• **Prompt**: Find every line in the records below that holds the word "friends" and copy it.

Stored items
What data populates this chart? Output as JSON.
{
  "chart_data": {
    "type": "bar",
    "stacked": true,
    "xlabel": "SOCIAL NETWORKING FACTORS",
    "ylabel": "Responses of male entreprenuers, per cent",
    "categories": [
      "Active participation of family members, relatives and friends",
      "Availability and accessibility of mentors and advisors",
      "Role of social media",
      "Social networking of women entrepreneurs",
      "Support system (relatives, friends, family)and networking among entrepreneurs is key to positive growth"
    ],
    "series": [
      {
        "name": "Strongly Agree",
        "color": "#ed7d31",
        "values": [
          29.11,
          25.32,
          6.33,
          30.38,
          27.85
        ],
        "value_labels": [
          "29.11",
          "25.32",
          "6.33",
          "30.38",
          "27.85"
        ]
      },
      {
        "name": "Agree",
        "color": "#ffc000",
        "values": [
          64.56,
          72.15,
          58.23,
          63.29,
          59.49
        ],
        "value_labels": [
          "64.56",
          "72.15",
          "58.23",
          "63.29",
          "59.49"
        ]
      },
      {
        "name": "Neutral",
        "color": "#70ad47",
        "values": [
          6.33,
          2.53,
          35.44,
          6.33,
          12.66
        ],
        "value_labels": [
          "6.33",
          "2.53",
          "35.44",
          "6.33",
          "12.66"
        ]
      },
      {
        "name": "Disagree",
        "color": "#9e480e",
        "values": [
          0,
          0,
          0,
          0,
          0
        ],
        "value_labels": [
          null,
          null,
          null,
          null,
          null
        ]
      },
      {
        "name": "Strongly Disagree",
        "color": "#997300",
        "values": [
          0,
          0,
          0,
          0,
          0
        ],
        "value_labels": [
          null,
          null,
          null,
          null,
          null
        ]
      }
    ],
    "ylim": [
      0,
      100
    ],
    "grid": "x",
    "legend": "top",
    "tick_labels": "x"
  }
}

• **Output for this exercise**:
      "Active participation of family members, relatives and friends",
      "Support system (relatives, friends, family)and networking among entrepreneurs is key to positive growth"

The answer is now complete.